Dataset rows
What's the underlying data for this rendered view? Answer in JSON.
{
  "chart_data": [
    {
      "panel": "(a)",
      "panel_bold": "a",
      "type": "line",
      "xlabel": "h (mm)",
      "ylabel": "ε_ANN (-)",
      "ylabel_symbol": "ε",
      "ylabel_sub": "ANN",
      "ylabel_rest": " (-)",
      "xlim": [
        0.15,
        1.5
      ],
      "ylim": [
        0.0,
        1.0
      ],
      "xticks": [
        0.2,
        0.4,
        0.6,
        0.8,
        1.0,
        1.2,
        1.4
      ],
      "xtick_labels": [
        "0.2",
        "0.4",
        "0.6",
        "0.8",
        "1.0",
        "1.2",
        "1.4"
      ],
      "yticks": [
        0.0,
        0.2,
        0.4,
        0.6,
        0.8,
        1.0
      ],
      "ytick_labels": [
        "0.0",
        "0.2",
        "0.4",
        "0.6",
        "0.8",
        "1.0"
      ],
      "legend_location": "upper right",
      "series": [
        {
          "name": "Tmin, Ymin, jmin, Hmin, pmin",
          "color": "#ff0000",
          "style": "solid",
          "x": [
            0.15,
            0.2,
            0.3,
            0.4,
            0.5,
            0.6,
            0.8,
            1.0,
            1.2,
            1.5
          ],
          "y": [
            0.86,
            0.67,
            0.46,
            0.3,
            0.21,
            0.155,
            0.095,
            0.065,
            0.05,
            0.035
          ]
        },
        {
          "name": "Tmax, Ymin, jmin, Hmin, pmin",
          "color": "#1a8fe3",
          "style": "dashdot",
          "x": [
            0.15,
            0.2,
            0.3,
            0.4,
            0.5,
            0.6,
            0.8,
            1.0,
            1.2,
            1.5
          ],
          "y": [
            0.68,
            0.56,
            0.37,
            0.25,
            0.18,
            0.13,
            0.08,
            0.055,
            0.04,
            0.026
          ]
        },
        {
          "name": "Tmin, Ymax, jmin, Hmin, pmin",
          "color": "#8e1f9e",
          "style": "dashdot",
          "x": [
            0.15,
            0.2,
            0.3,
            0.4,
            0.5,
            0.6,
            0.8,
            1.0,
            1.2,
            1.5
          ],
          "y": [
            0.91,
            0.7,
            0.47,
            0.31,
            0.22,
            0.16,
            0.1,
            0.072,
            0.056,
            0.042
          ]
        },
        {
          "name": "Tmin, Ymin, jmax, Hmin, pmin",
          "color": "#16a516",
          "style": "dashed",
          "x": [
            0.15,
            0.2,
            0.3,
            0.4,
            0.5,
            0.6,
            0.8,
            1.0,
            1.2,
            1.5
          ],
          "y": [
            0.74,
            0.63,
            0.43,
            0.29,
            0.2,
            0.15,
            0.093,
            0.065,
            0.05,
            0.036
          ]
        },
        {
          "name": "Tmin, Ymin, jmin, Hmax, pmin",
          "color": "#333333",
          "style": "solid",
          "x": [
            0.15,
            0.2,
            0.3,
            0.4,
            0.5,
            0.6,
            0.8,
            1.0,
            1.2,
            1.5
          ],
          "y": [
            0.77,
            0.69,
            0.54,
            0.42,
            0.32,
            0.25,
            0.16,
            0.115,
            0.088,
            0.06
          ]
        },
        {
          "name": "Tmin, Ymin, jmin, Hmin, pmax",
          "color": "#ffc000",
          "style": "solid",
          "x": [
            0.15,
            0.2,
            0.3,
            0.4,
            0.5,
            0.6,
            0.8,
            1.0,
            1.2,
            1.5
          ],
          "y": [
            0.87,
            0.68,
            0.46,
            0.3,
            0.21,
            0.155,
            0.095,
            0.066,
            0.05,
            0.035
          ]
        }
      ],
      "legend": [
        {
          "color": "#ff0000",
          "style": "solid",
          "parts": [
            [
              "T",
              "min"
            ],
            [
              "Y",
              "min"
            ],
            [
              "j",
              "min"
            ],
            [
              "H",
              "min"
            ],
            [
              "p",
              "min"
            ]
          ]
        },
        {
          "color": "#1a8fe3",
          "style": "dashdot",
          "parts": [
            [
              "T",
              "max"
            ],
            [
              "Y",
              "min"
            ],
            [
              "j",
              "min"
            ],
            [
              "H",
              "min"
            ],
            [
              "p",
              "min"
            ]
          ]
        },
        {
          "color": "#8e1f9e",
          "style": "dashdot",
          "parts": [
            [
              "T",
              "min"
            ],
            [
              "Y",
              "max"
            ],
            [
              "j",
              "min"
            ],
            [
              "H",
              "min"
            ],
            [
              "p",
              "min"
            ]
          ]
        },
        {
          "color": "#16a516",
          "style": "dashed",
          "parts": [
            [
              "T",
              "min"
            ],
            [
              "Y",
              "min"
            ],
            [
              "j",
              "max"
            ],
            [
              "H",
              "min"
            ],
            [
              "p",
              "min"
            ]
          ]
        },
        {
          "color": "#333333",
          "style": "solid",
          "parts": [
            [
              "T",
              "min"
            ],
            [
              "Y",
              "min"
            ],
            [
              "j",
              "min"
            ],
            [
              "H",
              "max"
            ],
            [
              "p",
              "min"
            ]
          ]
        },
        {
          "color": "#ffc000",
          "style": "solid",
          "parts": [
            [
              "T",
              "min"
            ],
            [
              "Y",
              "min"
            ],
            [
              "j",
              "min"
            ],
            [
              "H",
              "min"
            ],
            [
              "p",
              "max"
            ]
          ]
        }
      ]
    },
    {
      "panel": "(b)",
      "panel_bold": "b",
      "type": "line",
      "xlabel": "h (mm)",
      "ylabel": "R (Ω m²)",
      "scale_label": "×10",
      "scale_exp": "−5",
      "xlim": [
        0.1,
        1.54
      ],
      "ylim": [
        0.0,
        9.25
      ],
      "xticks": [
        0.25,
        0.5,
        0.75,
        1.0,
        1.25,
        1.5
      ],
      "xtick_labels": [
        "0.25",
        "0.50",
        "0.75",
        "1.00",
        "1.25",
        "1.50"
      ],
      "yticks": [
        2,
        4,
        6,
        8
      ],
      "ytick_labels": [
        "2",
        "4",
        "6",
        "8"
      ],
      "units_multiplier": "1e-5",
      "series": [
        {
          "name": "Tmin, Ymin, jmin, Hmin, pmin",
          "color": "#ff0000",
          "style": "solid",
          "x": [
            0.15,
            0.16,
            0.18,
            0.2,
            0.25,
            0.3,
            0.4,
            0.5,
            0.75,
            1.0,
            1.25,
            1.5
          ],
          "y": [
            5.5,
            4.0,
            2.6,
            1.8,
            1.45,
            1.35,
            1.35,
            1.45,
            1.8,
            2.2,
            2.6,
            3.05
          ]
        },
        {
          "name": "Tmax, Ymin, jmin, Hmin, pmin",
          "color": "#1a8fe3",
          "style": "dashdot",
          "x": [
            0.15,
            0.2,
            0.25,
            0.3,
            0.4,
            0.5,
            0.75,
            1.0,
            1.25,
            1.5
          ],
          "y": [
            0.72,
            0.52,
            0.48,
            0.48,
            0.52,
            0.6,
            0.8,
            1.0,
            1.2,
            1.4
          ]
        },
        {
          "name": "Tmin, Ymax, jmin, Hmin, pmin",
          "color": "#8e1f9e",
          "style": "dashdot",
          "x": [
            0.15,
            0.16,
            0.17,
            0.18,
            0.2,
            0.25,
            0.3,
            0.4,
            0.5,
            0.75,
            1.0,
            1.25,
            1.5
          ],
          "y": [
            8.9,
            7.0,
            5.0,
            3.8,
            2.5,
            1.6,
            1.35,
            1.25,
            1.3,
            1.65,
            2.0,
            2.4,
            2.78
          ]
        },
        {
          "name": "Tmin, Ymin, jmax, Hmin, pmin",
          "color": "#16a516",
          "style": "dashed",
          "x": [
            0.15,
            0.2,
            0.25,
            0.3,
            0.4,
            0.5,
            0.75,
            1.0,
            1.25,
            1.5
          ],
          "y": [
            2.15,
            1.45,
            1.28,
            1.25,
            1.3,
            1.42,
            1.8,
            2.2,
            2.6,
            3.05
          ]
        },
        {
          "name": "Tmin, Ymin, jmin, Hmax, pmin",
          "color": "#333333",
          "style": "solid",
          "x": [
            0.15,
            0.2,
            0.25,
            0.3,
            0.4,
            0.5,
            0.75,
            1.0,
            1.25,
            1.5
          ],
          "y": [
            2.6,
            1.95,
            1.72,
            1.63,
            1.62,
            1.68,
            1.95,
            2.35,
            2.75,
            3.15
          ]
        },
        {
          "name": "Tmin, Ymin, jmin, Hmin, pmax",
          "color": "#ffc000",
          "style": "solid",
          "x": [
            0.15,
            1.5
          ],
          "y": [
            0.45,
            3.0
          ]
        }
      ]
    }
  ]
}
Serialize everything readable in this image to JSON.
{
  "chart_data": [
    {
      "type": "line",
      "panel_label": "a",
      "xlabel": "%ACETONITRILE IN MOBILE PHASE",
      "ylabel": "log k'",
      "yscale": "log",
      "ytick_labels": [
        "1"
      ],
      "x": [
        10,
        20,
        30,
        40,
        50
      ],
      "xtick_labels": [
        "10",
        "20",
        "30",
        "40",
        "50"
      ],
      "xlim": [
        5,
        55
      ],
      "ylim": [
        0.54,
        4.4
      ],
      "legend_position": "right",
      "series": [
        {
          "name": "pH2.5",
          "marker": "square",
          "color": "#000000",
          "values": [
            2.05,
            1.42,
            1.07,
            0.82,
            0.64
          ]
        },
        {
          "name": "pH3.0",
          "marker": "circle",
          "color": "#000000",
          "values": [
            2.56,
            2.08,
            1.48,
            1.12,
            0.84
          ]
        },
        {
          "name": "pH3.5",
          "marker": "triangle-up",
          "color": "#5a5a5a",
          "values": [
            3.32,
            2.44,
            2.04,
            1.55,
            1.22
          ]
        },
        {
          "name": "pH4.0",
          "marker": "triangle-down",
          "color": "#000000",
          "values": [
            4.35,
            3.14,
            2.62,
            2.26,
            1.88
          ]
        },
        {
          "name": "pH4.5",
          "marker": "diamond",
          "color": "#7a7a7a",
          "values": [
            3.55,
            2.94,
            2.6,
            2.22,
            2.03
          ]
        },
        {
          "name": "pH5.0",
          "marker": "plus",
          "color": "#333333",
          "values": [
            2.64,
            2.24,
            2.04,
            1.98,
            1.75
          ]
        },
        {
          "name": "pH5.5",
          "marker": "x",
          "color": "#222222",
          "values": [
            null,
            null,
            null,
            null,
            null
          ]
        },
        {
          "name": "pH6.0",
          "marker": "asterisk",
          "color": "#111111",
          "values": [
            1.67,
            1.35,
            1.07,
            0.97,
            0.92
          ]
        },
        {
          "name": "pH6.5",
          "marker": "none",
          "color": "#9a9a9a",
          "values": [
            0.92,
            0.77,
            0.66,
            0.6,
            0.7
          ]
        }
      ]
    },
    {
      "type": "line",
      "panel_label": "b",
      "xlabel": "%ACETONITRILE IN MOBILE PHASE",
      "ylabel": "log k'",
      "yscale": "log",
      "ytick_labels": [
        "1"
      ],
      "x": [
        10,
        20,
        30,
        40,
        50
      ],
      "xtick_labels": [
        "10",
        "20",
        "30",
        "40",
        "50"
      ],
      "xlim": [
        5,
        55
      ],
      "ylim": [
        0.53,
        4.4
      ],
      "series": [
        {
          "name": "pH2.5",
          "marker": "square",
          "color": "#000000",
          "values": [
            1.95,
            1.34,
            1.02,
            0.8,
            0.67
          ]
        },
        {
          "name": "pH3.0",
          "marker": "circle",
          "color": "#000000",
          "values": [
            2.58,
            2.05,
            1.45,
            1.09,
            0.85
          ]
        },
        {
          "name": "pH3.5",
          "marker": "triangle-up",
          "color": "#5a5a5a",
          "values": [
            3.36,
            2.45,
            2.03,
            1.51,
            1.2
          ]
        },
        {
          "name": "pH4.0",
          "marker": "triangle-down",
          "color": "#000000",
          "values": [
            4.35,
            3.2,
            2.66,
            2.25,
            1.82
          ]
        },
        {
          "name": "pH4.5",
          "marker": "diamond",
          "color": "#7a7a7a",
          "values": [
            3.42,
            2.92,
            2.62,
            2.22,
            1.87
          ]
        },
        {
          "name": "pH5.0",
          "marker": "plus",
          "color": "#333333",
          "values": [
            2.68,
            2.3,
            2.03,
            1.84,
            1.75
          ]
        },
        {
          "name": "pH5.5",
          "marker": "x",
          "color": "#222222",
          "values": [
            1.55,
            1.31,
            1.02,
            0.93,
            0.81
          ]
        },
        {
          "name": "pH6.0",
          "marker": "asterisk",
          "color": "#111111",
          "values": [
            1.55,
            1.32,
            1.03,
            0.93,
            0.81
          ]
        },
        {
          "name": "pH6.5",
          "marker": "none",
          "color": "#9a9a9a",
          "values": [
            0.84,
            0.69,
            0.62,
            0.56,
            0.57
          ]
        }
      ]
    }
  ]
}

EXERCISE AIM
Pick out the lines containing the string "right" and show them.

ANSWER TO THE EXERCISE
      "legend_location": "upper right",
      "legend_position": "right",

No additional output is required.